# ASSIGNMENT 1
List every person named by full name in the iPhoneDevCamp blog post below.
# ASSIGNMENT 2
Transcribe the passage of the iPhoneDevCamp blog post below that opens with the words "My blog has" and closes with "whole lotta iPhones.".

# PASSAGE PROVIDED
┄┄┄┄┄┄┄┄┄┄┄┄┄┄┄┄┄┄┄┄
JOEHEWITT.COM

Thoughts on software and life.

Monday July 9

iPhoneDevCamp

My blog has been a little quiet this weekend, but the offline version of joehewitt.com has been quite busy these last three days. Since Friday night I've been at iPhoneDevCamp in San Francisco with an incredible group of people and a whole lotta iPhones.

iPhoneDevCamp People

I had never been to an event like this, so I didn't know what to expect. My expectations going in were that it would be like any other time when I've been in a room full of engineers, like at any corporate campus I've worked at. Let me tell you, this was different. This was 300+ of the brightest and most enthusiastic people in software. It was very weird meeting one person after another who was overflowing with optimism and capable of bringing new ideas to life on the spot.

People were incredibly kind to me at this event, especially Christopher Allen, who masterfully organized the Hackathon in the style of the late great MacHack conferences. As soon as I got there, Christopher introduced me to a very talented video game designer, Nicole Lazzaro, who had an endless stream of ideas for games that would use the iPhone's accelerometer. Nicole's ideas quickly ran into the limitations of the phone, as we discovered that the browser doesn't rotate when you hold it vertically upside down, nor is it possible to distinguish the two horizontal orientations. When we realized that her four-sided Tetris idea was not possible, we initially tried to compensate by adding in button pressing and other methods, but decided that we wanted to make a game that was very simple and used only the tilt sensor for input. Nicole's philosophy is to focus on the emotional ride a player feels while being challenged and rewarded at just the right times, as opposed to just realistic graphics and long monotonous missions. From an engineer's standpoint, I was overjoyed to focus on the psychological impact of my code instead of trying to build a technical or artistic masterpiece.

Later in the night we met Colin Toomey, a great designer who volunteered to create some Atari-style graphics for the game. A day of JavaScripting later and the iPhone game Tilt was born. Tilt may just be the first game that uses the iPhone's accelerometer as its controller. The idea is that stuff is falling from the sky towards your character - some things you want to eat, some things that will injure you. You have to tilt the phone just in time to catch the stuff whose color matches your own. The game is still incomplete, in that it only has one brief level, and we haven't yet nailed the patterns of falling objects to make it really challenging, but you can play it now anyway (on an iPhone, unless your computer screen rotates when you tilt it):

Play Tilt here

Another fun thing about iPhoneDevCamp was my constant surprise as I found one project after the other using the iPhone app template that I threw together on Thursday night. I didn't really think this bit of code was ready for prime time, which is why I didn't even mention it on this blog. I only posted a link to it on the iPhoneWebDev Google Group. When I woke up the next morning it was already on Ajaxian. Later that evening, Jeffrey Grossman launched Movies.app, which used the template for its UI. The next morning I met Kristopher Tate of Zooomr, who had created a Google Code project based on my code and started using it to build a music browser. Throughout the weekend I met one group after another using the template for their Hackathon projects. I guess the lesson is that people are really happy to be able to focus on their apps instead of re-inventing Apple's UI! I'm definitely going to put some more time into it this week to clean it up and add some more features that people asked for.
┄┄┄┄┄┄┄┄┄┄┄┄┄┄┄┄┄┄┄┄
# DATA RECORDS

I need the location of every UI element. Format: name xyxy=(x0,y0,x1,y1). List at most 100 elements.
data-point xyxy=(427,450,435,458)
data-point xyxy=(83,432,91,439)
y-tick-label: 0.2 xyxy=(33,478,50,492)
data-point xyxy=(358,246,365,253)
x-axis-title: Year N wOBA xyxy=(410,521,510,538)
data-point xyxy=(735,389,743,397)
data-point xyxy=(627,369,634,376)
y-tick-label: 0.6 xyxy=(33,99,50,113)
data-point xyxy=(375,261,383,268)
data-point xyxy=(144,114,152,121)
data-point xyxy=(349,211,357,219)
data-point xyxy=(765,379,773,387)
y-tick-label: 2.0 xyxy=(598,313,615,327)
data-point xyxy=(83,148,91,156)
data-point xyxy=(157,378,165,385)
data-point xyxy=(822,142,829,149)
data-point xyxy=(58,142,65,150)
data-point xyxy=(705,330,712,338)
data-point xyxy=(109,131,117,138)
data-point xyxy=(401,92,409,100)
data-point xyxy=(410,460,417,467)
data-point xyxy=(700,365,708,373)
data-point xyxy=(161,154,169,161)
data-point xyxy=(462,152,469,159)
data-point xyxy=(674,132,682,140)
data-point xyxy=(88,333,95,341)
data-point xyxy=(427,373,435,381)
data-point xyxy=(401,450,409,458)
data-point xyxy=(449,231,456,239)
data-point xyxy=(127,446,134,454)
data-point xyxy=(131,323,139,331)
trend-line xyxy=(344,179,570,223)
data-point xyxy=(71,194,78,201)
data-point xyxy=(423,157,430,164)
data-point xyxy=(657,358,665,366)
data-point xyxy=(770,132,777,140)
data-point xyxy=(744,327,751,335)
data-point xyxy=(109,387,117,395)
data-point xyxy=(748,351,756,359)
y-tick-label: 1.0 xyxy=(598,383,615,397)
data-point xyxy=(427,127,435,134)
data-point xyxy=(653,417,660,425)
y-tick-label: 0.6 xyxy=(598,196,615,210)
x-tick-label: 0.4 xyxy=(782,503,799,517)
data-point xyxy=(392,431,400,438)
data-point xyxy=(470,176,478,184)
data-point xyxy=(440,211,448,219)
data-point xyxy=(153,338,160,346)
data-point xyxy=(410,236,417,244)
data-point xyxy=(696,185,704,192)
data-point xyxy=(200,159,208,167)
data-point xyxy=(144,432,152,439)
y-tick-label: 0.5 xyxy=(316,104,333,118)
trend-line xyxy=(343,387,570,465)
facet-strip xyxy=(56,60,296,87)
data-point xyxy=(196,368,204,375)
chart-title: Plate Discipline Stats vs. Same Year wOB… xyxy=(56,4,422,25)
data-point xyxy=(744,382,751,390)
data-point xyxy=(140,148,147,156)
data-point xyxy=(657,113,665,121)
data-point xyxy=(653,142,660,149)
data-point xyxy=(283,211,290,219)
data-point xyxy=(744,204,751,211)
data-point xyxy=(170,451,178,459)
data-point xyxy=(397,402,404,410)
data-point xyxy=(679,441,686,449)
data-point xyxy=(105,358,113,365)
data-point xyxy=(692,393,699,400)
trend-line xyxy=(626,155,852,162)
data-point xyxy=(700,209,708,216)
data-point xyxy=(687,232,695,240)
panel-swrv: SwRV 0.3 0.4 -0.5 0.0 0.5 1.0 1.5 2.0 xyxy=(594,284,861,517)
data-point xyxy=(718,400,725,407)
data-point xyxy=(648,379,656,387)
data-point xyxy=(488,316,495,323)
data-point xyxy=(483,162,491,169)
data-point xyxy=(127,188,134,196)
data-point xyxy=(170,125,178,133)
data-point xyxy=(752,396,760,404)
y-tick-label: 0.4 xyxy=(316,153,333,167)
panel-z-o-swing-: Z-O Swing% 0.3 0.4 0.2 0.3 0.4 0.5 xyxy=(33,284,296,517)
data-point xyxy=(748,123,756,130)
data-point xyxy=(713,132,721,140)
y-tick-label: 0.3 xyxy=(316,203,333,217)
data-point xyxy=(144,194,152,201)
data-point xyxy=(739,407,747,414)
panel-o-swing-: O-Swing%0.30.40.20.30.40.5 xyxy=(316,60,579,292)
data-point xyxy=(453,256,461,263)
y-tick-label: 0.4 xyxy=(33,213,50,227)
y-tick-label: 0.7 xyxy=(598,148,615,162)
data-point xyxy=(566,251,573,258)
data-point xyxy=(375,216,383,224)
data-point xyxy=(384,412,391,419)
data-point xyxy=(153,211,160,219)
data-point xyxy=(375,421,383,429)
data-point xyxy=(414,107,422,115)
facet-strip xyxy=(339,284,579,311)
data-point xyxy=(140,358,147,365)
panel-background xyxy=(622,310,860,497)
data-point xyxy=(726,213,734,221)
┄┄┄┄┄┄┄┄┄┄┄┄┄┄┄┄┄┄┄┄
# WRITTEN RESPONSE 1
Christopher Allen, Nicole Lazzaro, Colin Toomey, Jeffrey Grossman, Kristopher Tate

# WRITTEN RESPONSE 2
My blog has been a little quiet this weekend, but the offline version of joehewitt.com has been quite busy these last three days. Since Friday night I've been at iPhoneDevCamp in San Francisco with an incredible group of people and a whole lotta iPhones.